Every line that holds the string "corpore" is to be identified and copied.

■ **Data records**
++++++++++
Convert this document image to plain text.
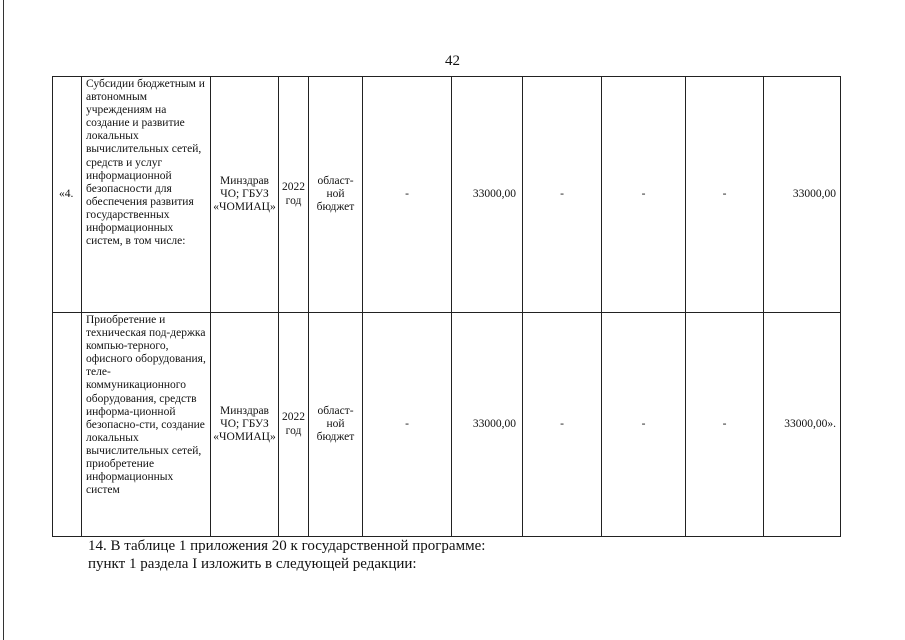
42
«4.	Субсидии бюджетным и автономным учреждениям на создание и развитие локальных вычислительных сетей, средств и услуг информационной безопасности для обеспечения развития государственных информационных систем, в том числе:	Минздрав ЧО; ГБУЗ «ЧОМИАЦ»	2022 год	област-ной бюджет	-	33000,00	-	-	-	33000,00
	Приобретение и техническая под-держка компью-терного, офисного оборудования, теле-коммуникационного оборудования, средств информа-ционной безопасно-сти, создание локальных вычислительных сетей, приобретение информационных систем	Минздрав ЧО; ГБУЗ «ЧОМИАЦ»	2022 год	област-ной бюджет	-	33000,00	-	-	-	33000,00».
14. В таблице 1 приложения 20 к государственной программе:
пункт 1 раздела I изложить в следующей редакции:
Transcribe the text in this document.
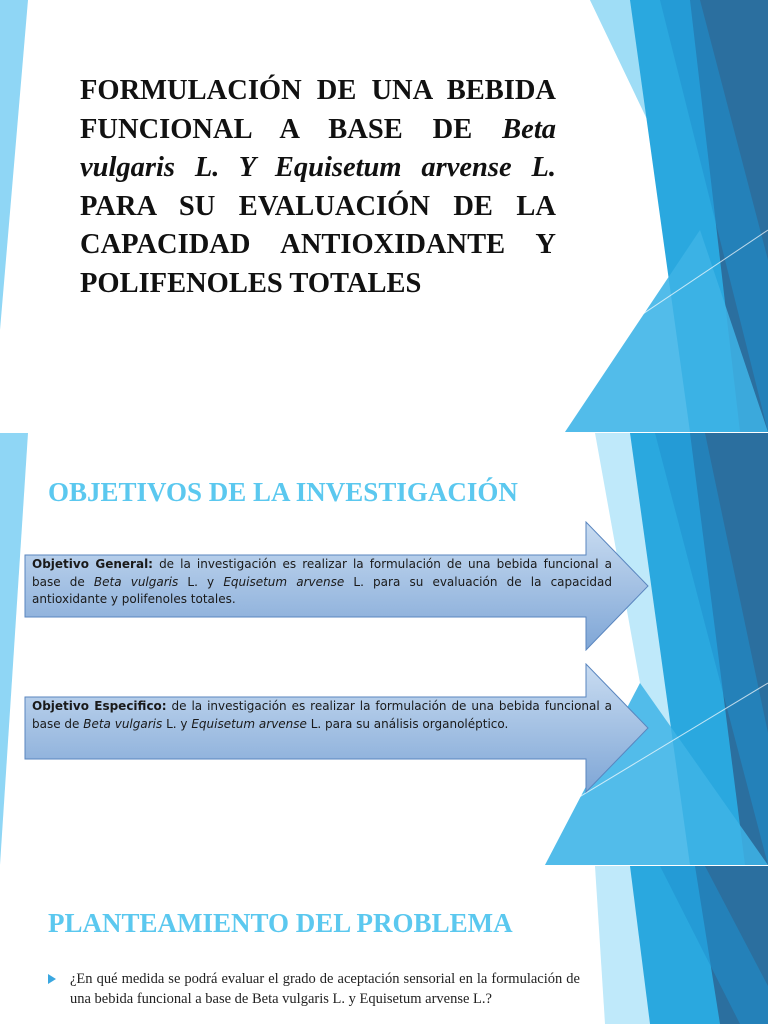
FORMULACIÓN DE UNA BEBIDA FUNCIONAL A BASE DE Beta vulgaris L. Y Equisetum arvense L. PARA SU EVALUACIÓN DE LA CAPACIDAD ANTIOXIDANTE Y POLIFENOLES TOTALES

OBJETIVOS DE LA INVESTIGACIÓN

Objetivo General: de la investigación es realizar la formulación de una bebida funcional a base de Beta vulgaris L. y Equisetum arvense L. para su evaluación de la capacidad antioxidante y polifenoles totales.

Objetivo Especifico: de la investigación es realizar la formulación de una bebida funcional a base de Beta vulgaris L. y Equisetum arvense L. para su análisis organoléptico.

PLANTEAMIENTO DEL PROBLEMA
¿En qué medida se podrá evaluar el grado de aceptación sensorial en la formulación de una bebida funcional a base de Beta vulgaris L. y Equisetum arvense L.?
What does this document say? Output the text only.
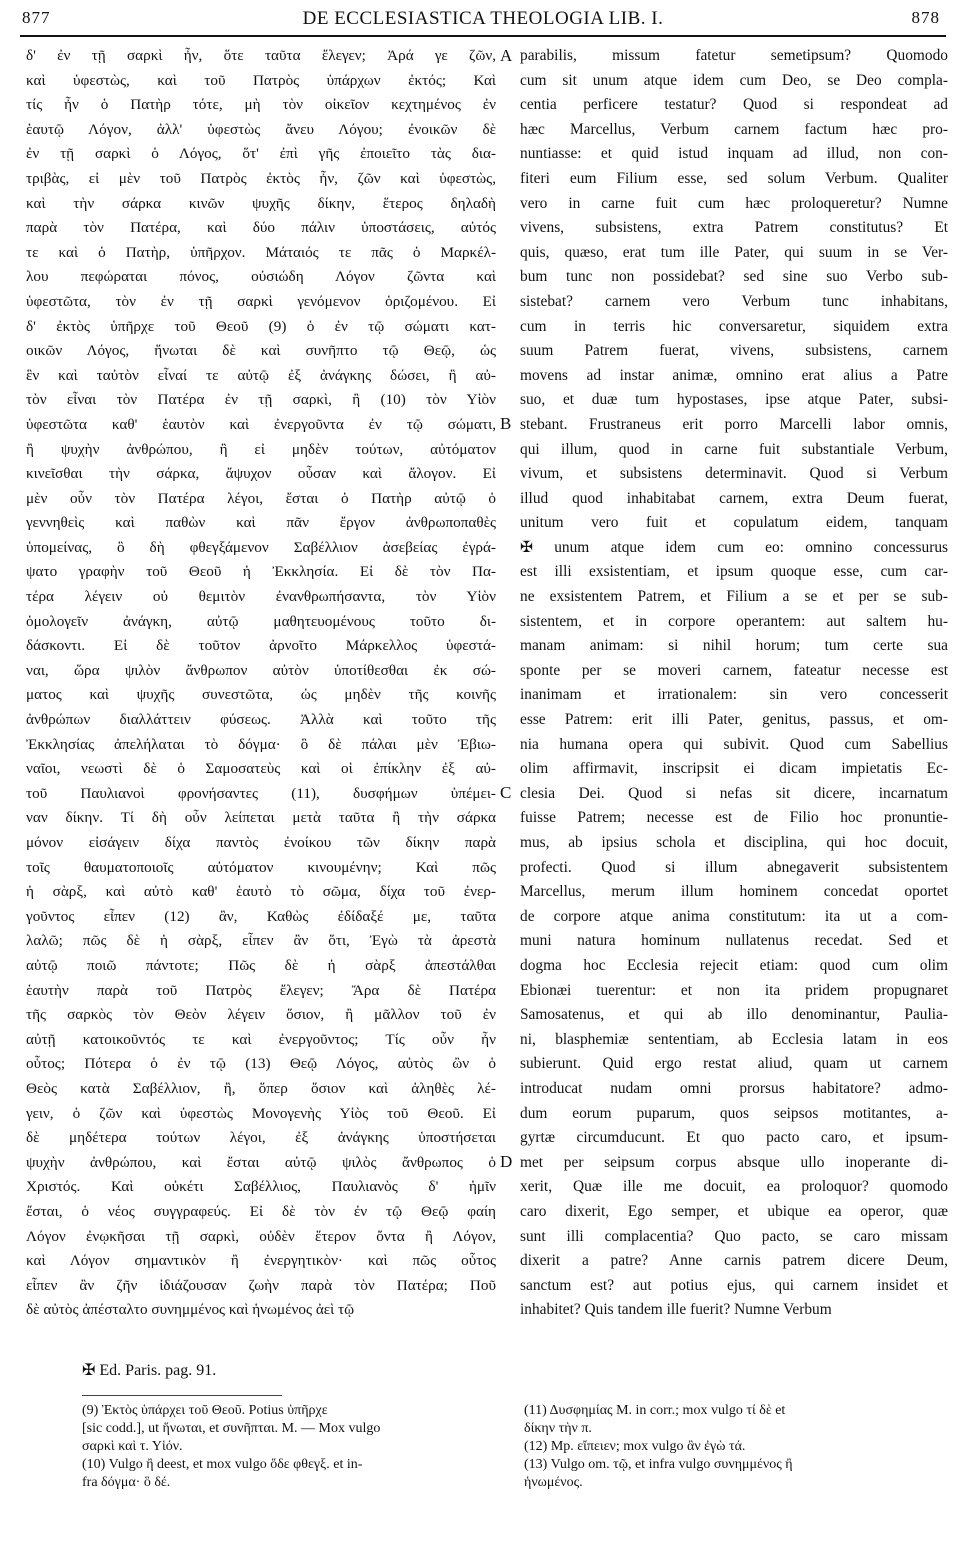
877	DE ECCLESIASTICA THEOLOGIA LIB. I.	878
δ' ἐν τῇ σαρκὶ ἦν, ὅτε ταῦτα ἔλεγεν; Ἀρά γε ζῶν,
καὶ ὑφεστὼς, καὶ τοῦ Πατρὸς ὑπάρχων ἐκτός; Καὶ
τίς ἦν ὁ Πατὴρ τότε, μὴ τὸν οἰκεῖον κεχτημένος ἐν
ἑαυτῷ Λόγον, ἀλλ' ὑφεστὼς ἄνευ Λόγου; ἐνοικῶν δὲ
ἐν τῇ σαρκὶ ὁ Λόγος, ὅτ' ἐπὶ γῆς ἐποιεῖτο τὰς δια-
τριβὰς, εἰ μὲν τοῦ Πατρὸς ἐκτὸς ἦν, ζῶν καὶ ὑφεστὼς,
καὶ τὴν σάρκα κινῶν ψυχῆς δίκην, ἕτερος δηλαδὴ
παρὰ τὸν Πατέρα, καὶ δύο πάλιν ὑποστάσεις, αὐτός
τε καὶ ὁ Πατὴρ, ὑπῆρχον. Μάταιός τε πᾶς ὁ Μαρκέλ-
λου πεφώραται πόνος, οὐσιώδη Λόγον ζῶντα καὶ
ὑφεστῶτα, τὸν ἐν τῇ σαρκὶ γενόμενον ὁριζομένου. Εἰ
δ' ἐκτὸς ὑπῆρχε τοῦ Θεοῦ (9) ὁ ἐν τῷ σώματι κατ-
οικῶν Λόγος, ἥνωται δὲ καὶ συνῆπτο τῷ Θεῷ, ὡς
ἓν καὶ ταὐτὸν εἶναί τε αὐτῷ ἐξ ἀνάγκης δώσει, ἢ αὐ-
τὸν εἶναι τὸν Πατέρα ἐν τῇ σαρκὶ, ἢ (10) τὸν Υἱὸν
ὑφεστῶτα καθ' ἑαυτὸν καὶ ἐνεργοῦντα ἐν τῷ σώματι,
ἢ ψυχὴν ἀνθρώπου, ἢ εἰ μηδὲν τούτων, αὐτόματον
κινεῖσθαι τὴν σάρκα, ἄψυχον οὖσαν καὶ ἄλογον. Εἰ
μὲν οὖν τὸν Πατέρα λέγοι, ἔσται ὁ Πατὴρ αὐτῷ ὁ
γεννηθεὶς καὶ παθὼν καὶ πᾶν ἔργον ἀνθρωποπαθὲς
ὑπομείνας, ὃ δὴ φθεγξάμενον Σαβέλλιον ἀσεβείας ἐγρά-
ψατο γραφὴν τοῦ Θεοῦ ἡ Ἐκκλησία. Εἰ δὲ τὸν Πα-
τέρα λέγειν οὐ θεμιτὸν ἐνανθρωπήσαντα, τὸν Υἱὸν
ὁμολογεῖν ἀνάγκη, αὐτῷ μαθητευομένους τοῦτο δι-
δάσκοντι. Εἰ δὲ τοῦτον ἀρνοῖτο Μάρκελλος ὑφεστά-
ναι, ὥρα ψιλὸν ἄνθρωπον αὐτὸν ὑποτίθεσθαι ἐκ σώ-
ματος καὶ ψυχῆς συνεστῶτα, ὡς μηδὲν τῆς κοινῆς
ἀνθρώπων διαλλάττειν φύσεως. Ἀλλὰ καὶ τοῦτο τῆς
Ἐκκλησίας ἀπελήλαται τὸ δόγμα· ὃ δὲ πάλαι μὲν Ἐβιω-
ναῖοι, νεωστὶ δὲ ὁ Σαμοσατεὺς καὶ οἱ ἐπίκλην ἐξ αὐ-
τοῦ Παυλιανοὶ φρονήσαντες (11), δυσφήμων ὑπέμει-
ναν δίκην. Τί δὴ οὖν λείπεται μετὰ ταῦτα ἢ τὴν σάρκα
μόνον εἰσάγειν δίχα παντὸς ἐνοίκου τῶν δίκην παρὰ
τοῖς θαυματοποιοῖς αὐτόματον κινουμένην; Καὶ πῶς
ἡ σὰρξ, καὶ αὐτὸ καθ' ἑαυτὸ τὸ σῶμα, δίχα τοῦ ἐνερ-
γοῦντος εἶπεν (12) ἂν, Καθὼς ἐδίδαξέ με, ταῦτα
λαλῶ; πῶς δὲ ἡ σὰρξ, εἶπεν ἂν ὅτι, Ἐγὼ τὰ ἀρεστὰ
αὐτῷ ποιῶ πάντοτε; Πῶς δὲ ἡ σὰρξ ἀπεστάλθαι
ἑαυτὴν παρὰ τοῦ Πατρὸς ἔλεγεν; Ἄρα δὲ Πατέρα
τῆς σαρκὸς τὸν Θεὸν λέγειν ὅσιον, ἢ μᾶλλον τοῦ ἐν
αὐτῇ κατοικοῦντός τε καὶ ἐνεργοῦντος; Τίς οὖν ἦν
οὗτος; Πότερα ὁ ἐν τῷ (13) Θεῷ Λόγος, αὐτὸς ὢν ὁ
Θεὸς κατὰ Σαβέλλιον, ἢ, ὅπερ ὅσιον καὶ ἀληθὲς λέ-
γειν, ὁ ζῶν καὶ ὑφεστὼς Μονογενὴς Υἱὸς τοῦ Θεοῦ. Εἰ
δὲ μηδέτερα τούτων λέγοι, ἐξ ἀνάγκης ὑποστήσεται
ψυχὴν ἀνθρώπου, καὶ ἔσται αὐτῷ ψιλὸς ἄνθρωπος ὁ
Χριστός. Καὶ οὐκέτι Σαβέλλιος, Παυλιανὸς δ' ἡμῖν
ἔσται, ὁ νέος συγγραφεύς. Εἰ δὲ τὸν ἐν τῷ Θεῷ φαίη
Λόγον ἐνῳκῆσαι τῇ σαρκὶ, οὐδὲν ἕτερον ὄντα ἢ Λόγον,
καὶ Λόγον σημαντικὸν ἢ ἐνεργητικὸν· καὶ πῶς οὗτος
εἶπεν ἂν ζῆν ἰδιάζουσαν ζωὴν παρὰ τὸν Πατέρα; Ποῦ
δὲ αὐτὸς ἀπέσταλτο συνημμένος καὶ ἡνωμένος ἀεὶ τῷ
parabilis, missum fatetur semetipsum? Quomodo
cum sit unum atque idem cum Deo, se Deo compla-
centia perficere testatur? Quod si respondeat ad
hæc Marcellus, Verbum carnem factum hæc pro-
nuntiasse: et quid istud inquam ad illud, non con-
fiteri eum Filium esse, sed solum Verbum. Qualiter
vero in carne fuit cum hæc proloqueretur? Numne
vivens, subsistens, extra Patrem constitutus? Et
quis, quæso, erat tum ille Pater, qui suum in se Ver-
bum tunc non possidebat? sed sine suo Verbo sub-
sistebat? carnem vero Verbum tunc inhabitans,
cum in terris hic conversaretur, siquidem extra
suum Patrem fuerat, vivens, subsistens, carnem
movens ad instar animæ, omnino erat alius a Patre
suo, et duæ tum hypostases, ipse atque Pater, subsi-
stebant. Frustraneus erit porro Marcelli labor omnis,
qui illum, quod in carne fuit substantiale Verbum,
vivum, et subsistens determinavit. Quod si Verbum
illud quod inhabitabat carnem, extra Deum fuerat,
unitum vero fuit et copulatum eidem, tanquam
✠ unum atque idem cum eo: omnino concessurus
est illi exsistentiam, et ipsum quoque esse, cum car-
ne exsistentem Patrem, et Filium a se et per se sub-
sistentem, et in corpore operantem: aut saltem hu-
manam animam: si nihil horum; tum certe sua
sponte per se moveri carnem, fateatur necesse est
inanimam et irrationalem: sin vero concesserit
esse Patrem: erit illi Pater, genitus, passus, et om-
nia humana opera qui subivit. Quod cum Sabellius
olim affirmavit, inscripsit ei dicam impietatis Ec-
clesia Dei. Quod si nefas sit dicere, incarnatum
fuisse Patrem; necesse est de Filio hoc pronuntie-
mus, ab ipsius schola et disciplina, qui hoc docuit,
profecti. Quod si illum abnegaverit subsistentem
Marcellus, merum illum hominem concedat oportet
de corpore atque anima constitutum: ita ut a com-
muni natura hominum nullatenus recedat. Sed et
dogma hoc Ecclesia rejecit etiam: quod cum olim
Ebionæi tuerentur: et non ita pridem propugnaret
Samosatenus, et qui ab illo denominantur, Paulia-
ni, blasphemiæ sententiam, ab Ecclesia latam in eos
subierunt. Quid ergo restat aliud, quam ut carnem
introducat nudam omni prorsus habitatore? admo-
dum eorum puparum, quos seipsos motitantes, a-
gyrtæ circumducunt. Et quo pacto caro, et ipsum-
met per seipsum corpus absque ullo inoperante di-
xerit, Quæ ille me docuit, ea proloquor? quomodo
caro dixerit, Ego semper, et ubique ea operor, quæ
sunt illi complacentia? Quo pacto, se caro missam
dixerit a patre? Anne carnis patrem dicere Deum,
sanctum est? aut potius ejus, qui carnem insidet et
inhabitet? Quis tandem ille fuerit? Numne Verbum
A
B
C
D
✠ Ed. Paris. pag. 91.
(9) Ἐκτὸς ὑπάρχει τοῦ Θεοῦ. Potius ὑπῆρχε
[sic codd.], ut ἥνωται, et συνῆπται. M. — Mox vulgo
σαρκὶ καὶ τ. Υἱόν.
(10) Vulgo ἢ deest, et mox vulgo ὅδε φθεγξ. et in-
fra δόγμα· ὃ δέ.
(11) Δυσφημίας M. in corr.; mox vulgo τί δὲ et
δίκην τὴν π.
(12) Mp. εἴπειεν; mox vulgo ἂν ἐγὼ τά.
(13) Vulgo om. τῷ, et infra vulgo συνημμένος ἢ
ἡνωμένος.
++++++++++
■ **Answer to this problem**
sistentem, et in corpore operantem: aut saltem hu-
de corpore atque anima constitutum: ita ut a com-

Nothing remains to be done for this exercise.